Figure contents as structured data:
****

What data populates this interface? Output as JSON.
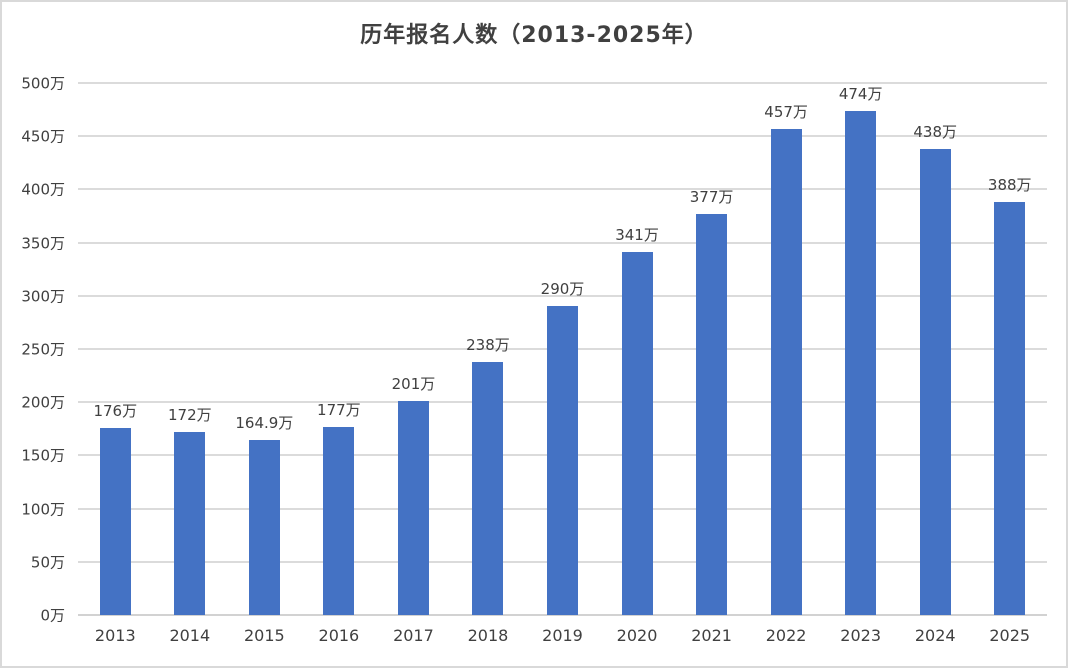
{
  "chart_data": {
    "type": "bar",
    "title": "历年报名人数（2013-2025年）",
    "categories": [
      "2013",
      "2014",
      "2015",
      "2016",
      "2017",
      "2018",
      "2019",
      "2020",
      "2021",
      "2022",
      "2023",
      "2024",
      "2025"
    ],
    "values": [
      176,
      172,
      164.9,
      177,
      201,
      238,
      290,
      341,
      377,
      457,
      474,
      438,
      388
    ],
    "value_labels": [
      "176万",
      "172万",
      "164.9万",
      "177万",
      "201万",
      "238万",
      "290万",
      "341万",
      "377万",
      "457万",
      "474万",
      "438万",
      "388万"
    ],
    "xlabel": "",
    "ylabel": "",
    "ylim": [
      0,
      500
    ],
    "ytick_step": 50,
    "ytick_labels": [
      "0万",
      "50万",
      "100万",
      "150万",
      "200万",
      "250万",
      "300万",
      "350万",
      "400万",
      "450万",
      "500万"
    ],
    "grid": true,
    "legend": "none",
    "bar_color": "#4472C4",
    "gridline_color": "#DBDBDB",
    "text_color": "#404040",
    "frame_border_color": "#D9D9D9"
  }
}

****

■ REQUEST ■
Set down the lines of the records above exactly, apart from the pictures.

■ SOLUTION TO THIS PROBLEM ■
What data populates this interface? Output as JSON.
{
  "chart_data": {
    "type": "bar",
    "title": "历年报名人数（2013-2025年）",
    "categories": [
      "2013",
      "2014",
      "2015",
      "2016",
      "2017",
      "2018",
      "2019",
      "2020",
      "2021",
      "2022",
      "2023",
      "2024",
      "2025"
    ],
    "values": [
      176,
      172,
      164.9,
      177,
      201,
      238,
      290,
      341,
      377,
      457,
      474,
      438,
      388
    ],
    "value_labels": [
      "176万",
      "172万",
      "164.9万",
      "177万",
      "201万",
      "238万",
      "290万",
      "341万",
      "377万",
      "457万",
      "474万",
      "438万",
      "388万"
    ],
    "xlabel": "",
    "ylabel": "",
    "ylim": [
      0,
      500
    ],
    "ytick_step": 50,
    "ytick_labels": [
      "0万",
      "50万",
      "100万",
      "150万",
      "200万",
      "250万",
      "300万",
      "350万",
      "400万",
      "450万",
      "500万"
    ],
    "grid": true,
    "legend": "none",
    "bar_color": "#4472C4",
    "gridline_color": "#DBDBDB",
    "text_color": "#404040",
    "frame_border_color": "#D9D9D9"
  }
}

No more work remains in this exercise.